>> start Data to process
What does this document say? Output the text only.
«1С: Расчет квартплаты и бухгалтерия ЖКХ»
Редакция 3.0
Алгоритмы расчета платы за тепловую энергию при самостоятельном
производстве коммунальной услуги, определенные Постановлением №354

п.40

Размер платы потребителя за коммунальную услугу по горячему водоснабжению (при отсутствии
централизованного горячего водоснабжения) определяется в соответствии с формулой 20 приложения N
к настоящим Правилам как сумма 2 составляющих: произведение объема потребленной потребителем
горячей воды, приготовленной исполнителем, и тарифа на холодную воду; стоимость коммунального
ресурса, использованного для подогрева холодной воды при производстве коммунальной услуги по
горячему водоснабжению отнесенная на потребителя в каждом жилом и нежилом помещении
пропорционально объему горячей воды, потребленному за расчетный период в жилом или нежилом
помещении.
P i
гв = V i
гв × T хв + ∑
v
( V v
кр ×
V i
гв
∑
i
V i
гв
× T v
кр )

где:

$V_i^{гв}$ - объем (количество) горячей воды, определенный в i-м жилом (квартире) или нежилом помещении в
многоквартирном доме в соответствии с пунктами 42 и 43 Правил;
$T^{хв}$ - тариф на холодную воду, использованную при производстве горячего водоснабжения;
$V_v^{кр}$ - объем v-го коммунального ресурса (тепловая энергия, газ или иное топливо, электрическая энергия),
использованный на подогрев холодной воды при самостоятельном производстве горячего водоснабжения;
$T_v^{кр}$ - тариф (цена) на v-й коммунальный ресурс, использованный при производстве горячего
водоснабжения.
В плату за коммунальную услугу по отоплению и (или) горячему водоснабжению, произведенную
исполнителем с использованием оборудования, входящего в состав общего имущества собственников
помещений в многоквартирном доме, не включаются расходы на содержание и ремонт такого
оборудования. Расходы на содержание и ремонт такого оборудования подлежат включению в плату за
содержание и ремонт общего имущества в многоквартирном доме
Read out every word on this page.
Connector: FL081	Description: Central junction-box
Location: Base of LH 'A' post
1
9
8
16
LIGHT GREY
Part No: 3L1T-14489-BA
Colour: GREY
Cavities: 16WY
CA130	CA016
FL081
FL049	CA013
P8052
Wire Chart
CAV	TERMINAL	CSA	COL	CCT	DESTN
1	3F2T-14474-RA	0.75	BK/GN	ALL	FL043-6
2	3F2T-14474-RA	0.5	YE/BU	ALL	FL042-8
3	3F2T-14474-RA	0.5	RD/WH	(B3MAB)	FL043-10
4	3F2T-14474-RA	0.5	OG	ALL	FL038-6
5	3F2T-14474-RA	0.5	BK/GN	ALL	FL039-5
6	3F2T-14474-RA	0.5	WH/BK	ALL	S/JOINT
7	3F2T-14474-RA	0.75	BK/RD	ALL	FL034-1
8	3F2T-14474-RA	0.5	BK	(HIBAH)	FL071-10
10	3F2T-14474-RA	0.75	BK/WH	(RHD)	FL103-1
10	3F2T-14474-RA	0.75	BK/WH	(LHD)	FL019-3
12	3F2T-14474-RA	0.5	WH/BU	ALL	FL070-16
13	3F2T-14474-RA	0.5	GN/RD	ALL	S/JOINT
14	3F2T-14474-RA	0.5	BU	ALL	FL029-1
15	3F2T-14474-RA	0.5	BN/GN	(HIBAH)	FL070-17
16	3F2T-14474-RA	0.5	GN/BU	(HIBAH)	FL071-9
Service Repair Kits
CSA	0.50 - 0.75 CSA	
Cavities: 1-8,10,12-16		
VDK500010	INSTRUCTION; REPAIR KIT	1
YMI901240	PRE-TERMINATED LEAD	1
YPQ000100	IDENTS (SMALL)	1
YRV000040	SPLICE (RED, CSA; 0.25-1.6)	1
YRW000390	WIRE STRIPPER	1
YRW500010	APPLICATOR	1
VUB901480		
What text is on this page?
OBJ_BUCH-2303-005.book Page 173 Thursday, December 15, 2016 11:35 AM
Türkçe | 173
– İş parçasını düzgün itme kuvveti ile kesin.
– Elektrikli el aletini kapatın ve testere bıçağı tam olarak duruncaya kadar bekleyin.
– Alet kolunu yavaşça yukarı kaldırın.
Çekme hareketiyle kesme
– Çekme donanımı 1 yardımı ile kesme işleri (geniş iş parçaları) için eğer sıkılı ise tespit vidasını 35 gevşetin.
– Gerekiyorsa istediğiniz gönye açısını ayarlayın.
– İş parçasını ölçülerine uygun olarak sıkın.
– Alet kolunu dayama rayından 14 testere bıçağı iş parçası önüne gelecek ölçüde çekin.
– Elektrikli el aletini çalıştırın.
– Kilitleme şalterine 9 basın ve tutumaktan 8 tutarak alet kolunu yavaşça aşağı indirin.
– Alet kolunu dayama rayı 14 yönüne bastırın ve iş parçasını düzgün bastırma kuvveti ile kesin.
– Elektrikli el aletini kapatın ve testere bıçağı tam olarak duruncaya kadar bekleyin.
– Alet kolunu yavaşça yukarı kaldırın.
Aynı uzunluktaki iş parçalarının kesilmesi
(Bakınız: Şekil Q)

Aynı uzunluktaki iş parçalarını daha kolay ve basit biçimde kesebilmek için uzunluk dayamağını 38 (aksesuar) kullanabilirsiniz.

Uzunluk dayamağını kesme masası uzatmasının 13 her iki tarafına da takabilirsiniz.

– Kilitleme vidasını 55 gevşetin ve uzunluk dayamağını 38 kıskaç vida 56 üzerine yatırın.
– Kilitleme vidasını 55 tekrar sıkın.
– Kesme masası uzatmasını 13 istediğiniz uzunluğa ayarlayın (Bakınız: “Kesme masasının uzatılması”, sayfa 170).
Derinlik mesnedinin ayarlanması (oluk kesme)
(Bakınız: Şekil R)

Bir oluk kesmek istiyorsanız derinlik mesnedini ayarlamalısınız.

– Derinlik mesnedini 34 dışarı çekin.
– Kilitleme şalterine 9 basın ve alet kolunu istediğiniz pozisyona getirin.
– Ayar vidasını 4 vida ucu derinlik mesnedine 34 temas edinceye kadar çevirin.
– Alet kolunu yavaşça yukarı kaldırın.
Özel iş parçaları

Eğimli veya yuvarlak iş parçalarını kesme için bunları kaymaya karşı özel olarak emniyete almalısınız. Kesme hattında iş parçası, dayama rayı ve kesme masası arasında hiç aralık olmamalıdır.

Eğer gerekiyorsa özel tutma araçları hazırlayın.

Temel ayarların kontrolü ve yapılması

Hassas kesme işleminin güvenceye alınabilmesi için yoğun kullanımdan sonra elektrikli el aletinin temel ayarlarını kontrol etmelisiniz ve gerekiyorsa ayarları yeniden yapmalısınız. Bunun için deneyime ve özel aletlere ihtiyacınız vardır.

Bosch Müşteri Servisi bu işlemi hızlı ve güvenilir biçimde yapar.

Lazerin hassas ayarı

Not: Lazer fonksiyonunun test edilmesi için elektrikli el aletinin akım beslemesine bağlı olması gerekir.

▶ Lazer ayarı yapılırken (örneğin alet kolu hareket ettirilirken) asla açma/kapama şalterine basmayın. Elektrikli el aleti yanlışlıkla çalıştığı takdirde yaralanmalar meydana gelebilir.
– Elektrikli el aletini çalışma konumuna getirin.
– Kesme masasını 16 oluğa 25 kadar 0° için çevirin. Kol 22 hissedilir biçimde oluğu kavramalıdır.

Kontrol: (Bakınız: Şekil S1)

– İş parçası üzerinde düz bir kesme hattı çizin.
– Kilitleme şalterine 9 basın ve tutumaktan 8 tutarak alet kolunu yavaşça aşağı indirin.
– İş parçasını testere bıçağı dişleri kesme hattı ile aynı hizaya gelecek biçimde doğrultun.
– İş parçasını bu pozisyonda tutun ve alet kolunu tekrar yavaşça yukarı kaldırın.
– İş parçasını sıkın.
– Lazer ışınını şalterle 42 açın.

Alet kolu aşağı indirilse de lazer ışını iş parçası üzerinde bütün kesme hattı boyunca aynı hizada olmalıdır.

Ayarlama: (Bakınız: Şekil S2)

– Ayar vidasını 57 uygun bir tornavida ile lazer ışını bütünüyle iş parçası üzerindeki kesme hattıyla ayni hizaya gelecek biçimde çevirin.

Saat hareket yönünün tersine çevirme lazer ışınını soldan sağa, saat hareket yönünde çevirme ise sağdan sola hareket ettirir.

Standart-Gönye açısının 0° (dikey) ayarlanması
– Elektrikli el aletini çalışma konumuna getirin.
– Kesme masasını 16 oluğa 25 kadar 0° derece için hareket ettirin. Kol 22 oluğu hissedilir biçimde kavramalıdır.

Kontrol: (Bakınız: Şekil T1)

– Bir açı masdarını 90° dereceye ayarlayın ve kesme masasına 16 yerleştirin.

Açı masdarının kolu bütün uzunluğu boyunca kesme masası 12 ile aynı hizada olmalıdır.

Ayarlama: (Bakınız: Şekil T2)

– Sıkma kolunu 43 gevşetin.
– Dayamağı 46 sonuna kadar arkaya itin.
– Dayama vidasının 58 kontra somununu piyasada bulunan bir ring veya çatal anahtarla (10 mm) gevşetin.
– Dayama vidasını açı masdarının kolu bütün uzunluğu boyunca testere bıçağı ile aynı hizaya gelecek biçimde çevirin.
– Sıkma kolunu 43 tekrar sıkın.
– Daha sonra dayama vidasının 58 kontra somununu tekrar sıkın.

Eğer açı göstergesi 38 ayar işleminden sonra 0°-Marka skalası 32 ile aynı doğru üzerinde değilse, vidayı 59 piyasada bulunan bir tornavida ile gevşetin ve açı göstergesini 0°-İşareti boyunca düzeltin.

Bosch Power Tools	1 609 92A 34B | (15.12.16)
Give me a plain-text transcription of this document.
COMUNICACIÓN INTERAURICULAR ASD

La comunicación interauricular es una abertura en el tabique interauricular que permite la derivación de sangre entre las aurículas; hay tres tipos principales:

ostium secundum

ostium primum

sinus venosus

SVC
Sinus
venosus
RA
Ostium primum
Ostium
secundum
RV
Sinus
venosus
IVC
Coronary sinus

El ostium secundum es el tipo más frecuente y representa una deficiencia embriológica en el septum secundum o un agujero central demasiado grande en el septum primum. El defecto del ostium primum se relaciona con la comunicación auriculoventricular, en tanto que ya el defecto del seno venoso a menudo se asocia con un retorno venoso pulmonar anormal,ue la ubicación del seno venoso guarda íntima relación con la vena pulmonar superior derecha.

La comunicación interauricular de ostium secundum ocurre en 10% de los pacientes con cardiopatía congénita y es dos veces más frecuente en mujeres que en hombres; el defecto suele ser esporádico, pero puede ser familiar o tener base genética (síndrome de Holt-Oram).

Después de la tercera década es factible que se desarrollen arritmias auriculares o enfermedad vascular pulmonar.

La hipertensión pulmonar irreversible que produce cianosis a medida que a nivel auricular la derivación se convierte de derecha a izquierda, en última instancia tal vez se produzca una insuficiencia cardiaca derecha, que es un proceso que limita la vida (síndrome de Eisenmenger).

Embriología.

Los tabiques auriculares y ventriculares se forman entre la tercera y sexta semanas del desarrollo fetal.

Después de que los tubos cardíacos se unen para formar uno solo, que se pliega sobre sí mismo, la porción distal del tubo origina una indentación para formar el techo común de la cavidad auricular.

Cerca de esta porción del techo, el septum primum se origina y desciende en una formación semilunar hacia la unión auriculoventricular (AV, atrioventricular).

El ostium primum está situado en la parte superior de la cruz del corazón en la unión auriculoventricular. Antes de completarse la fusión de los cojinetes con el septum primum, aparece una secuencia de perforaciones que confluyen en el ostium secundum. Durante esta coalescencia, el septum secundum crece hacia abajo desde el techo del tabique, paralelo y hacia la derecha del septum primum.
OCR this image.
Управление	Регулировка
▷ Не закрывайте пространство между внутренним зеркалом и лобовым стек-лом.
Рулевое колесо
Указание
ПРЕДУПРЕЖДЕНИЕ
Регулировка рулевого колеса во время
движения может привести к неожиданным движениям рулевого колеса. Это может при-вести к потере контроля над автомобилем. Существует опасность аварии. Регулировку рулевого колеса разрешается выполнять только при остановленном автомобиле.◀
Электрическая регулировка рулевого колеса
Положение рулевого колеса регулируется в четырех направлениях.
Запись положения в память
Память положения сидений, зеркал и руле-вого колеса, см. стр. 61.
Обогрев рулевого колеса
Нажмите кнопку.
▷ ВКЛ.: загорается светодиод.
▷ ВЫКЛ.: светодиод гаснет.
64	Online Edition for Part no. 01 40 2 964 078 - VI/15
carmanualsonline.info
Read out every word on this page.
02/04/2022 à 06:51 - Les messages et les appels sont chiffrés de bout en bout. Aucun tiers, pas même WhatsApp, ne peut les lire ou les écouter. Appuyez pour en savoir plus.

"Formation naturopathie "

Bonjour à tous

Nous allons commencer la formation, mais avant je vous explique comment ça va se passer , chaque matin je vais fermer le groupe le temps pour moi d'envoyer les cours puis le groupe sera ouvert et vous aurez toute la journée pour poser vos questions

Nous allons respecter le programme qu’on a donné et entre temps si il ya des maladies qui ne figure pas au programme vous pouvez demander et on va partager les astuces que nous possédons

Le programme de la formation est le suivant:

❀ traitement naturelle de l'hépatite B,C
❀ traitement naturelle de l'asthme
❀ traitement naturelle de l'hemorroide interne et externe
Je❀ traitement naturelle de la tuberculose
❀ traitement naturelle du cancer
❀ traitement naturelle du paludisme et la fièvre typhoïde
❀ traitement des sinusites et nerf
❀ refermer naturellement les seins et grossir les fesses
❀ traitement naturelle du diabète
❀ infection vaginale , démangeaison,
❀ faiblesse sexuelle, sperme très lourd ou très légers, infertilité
>> end Data to process
- [The request] In the entries above, some lines may contain the string "горячей"; report how many, without additional comment.

- [Solution to the problem] 3